> _TASK TO CARRY OUT_
From the entries provided below, copy each line that contains the word "received".

> _TASK MATERIAL_

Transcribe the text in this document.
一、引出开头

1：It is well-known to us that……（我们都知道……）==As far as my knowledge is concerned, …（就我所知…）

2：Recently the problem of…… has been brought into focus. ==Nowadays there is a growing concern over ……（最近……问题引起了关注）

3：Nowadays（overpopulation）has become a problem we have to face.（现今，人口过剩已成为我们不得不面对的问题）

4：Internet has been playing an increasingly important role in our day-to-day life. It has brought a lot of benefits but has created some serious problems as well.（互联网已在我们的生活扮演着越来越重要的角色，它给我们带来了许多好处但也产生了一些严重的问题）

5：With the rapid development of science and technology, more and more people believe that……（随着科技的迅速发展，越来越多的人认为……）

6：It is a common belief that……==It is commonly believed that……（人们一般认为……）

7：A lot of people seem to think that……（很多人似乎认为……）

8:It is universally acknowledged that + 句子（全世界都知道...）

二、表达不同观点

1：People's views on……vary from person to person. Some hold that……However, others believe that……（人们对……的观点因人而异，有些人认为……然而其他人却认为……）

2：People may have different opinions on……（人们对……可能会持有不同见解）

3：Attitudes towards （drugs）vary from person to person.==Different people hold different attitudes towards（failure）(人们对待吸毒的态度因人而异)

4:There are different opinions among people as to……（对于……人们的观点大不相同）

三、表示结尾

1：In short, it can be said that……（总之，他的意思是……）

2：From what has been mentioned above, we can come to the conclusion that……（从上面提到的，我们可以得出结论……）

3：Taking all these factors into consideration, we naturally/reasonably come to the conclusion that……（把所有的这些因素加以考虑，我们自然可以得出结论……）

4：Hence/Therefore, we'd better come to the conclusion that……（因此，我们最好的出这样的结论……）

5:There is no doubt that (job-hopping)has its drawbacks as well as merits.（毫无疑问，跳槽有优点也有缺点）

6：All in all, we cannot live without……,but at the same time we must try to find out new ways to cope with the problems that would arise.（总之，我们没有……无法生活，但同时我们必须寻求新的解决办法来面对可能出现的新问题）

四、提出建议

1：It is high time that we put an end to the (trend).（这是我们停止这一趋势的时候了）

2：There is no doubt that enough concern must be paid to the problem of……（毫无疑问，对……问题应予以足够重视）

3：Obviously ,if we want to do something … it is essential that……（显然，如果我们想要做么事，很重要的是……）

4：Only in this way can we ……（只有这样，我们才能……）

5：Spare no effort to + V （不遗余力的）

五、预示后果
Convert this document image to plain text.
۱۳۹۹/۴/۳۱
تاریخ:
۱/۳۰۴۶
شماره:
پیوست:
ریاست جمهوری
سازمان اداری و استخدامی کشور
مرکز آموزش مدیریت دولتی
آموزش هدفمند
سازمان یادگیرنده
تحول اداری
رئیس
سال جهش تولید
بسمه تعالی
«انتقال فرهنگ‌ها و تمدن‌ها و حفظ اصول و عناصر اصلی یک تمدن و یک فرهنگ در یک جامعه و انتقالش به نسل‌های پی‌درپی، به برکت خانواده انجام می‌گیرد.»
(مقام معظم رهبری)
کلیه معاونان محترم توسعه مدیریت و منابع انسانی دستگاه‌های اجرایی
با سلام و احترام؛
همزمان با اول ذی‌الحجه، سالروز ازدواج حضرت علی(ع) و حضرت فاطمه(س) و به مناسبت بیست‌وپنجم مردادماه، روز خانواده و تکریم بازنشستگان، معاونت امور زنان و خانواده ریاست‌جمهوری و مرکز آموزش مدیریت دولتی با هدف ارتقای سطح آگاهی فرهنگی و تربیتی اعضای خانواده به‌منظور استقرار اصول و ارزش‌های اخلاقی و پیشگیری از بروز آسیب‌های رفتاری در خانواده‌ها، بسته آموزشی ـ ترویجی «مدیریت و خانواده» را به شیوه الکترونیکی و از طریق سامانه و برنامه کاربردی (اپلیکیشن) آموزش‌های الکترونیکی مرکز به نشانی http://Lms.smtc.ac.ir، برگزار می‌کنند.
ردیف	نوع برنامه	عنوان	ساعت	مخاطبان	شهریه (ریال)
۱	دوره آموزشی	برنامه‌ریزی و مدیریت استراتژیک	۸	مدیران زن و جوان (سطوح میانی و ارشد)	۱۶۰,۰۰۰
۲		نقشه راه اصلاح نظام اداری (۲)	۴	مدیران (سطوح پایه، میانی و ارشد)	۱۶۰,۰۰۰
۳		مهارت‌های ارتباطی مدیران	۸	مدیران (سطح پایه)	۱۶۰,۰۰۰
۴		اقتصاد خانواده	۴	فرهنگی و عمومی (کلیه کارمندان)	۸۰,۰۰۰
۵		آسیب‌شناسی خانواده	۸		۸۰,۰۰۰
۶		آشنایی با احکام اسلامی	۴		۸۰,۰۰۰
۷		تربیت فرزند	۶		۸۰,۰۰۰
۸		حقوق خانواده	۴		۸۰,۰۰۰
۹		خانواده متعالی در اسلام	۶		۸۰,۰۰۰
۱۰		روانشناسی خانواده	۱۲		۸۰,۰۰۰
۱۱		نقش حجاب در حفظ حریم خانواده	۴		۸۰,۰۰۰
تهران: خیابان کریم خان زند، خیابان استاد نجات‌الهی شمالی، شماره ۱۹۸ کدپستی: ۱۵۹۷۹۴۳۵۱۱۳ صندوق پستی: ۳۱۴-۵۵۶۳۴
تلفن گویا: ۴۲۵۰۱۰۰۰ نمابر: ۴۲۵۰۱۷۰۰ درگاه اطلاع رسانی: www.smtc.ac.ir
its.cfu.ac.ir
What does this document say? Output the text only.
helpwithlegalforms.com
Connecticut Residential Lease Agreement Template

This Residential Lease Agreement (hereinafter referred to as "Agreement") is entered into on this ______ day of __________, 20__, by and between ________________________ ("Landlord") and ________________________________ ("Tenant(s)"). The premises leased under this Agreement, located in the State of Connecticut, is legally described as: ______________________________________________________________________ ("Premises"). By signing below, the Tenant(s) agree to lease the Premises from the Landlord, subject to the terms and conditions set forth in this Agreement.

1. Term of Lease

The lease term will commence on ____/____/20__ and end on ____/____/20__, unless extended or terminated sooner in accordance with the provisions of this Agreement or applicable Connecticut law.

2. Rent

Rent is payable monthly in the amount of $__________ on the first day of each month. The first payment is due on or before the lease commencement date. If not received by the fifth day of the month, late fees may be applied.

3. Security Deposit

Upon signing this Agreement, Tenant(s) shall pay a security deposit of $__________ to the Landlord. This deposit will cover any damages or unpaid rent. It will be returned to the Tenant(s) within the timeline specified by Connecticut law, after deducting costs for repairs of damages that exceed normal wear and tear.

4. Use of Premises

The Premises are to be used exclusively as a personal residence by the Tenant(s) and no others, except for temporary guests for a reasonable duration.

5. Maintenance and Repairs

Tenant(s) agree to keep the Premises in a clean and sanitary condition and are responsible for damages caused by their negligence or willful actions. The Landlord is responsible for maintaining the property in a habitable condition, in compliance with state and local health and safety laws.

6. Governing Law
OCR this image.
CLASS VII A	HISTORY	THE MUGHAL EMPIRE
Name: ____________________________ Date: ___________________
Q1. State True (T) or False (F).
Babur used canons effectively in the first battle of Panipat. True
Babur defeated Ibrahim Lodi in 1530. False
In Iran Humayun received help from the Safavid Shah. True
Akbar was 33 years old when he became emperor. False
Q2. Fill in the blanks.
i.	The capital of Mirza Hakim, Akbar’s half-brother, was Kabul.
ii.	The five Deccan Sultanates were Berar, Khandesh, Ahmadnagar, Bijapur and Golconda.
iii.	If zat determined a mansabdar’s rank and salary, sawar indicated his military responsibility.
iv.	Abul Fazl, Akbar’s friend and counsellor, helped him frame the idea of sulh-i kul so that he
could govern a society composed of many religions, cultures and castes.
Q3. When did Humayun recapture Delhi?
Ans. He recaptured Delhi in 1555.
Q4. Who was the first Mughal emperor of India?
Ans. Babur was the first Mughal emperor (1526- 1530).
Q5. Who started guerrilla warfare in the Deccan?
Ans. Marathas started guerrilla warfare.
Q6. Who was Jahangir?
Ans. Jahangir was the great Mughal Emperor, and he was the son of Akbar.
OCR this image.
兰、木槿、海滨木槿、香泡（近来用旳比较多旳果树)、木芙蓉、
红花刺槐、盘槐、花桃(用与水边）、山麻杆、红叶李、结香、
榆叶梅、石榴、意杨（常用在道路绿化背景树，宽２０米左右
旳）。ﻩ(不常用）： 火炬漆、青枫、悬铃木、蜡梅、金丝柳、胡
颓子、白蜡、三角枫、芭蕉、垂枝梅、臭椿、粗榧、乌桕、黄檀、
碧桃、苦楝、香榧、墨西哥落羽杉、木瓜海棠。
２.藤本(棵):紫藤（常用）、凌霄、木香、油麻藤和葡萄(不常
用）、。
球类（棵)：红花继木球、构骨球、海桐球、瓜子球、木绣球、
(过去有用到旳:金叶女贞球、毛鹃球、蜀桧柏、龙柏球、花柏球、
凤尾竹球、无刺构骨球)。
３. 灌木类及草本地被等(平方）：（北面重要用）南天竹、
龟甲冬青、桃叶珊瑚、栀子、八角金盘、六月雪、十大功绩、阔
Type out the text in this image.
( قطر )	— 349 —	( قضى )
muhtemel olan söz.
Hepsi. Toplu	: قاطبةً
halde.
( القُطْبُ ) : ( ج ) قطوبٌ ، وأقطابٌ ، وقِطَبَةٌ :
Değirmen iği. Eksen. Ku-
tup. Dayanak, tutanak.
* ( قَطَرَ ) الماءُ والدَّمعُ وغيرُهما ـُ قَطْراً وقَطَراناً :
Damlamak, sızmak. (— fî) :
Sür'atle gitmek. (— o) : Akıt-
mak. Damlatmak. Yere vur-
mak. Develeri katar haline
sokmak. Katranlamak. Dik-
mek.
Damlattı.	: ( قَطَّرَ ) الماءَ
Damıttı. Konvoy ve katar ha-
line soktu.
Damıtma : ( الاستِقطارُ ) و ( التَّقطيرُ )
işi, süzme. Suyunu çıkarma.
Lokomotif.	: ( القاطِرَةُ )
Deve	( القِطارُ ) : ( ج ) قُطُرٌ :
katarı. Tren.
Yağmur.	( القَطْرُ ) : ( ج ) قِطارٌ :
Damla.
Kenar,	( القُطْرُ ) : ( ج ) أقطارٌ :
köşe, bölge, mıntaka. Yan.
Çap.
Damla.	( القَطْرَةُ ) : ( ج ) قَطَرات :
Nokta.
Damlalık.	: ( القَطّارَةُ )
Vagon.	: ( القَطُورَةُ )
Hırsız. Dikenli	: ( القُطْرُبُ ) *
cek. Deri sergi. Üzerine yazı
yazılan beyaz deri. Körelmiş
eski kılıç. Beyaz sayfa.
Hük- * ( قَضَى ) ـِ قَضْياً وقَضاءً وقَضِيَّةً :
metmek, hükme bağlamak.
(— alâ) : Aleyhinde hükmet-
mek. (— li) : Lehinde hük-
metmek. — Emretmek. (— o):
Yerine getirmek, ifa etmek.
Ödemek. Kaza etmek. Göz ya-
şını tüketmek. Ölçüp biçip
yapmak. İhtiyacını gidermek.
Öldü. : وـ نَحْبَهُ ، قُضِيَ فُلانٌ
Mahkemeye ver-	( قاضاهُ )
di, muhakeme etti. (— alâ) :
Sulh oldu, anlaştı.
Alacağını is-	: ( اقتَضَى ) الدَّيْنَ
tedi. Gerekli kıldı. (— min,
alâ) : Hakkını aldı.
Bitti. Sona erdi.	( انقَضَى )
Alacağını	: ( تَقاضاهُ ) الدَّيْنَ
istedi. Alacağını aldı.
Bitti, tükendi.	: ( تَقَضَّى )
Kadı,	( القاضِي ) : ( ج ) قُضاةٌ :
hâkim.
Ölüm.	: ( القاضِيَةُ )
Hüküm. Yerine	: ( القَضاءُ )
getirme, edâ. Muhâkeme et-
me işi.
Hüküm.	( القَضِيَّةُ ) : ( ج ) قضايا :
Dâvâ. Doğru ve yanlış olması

> _EXPECTED OUTPUT_
Rent is payable monthly in the amount of $__________ on the first day of each month. The first payment is due on or before the lease commencement date. If not received by the fifth day of the month, late fees may be applied.
In Iran Humayun received help from the Safavid Shah. True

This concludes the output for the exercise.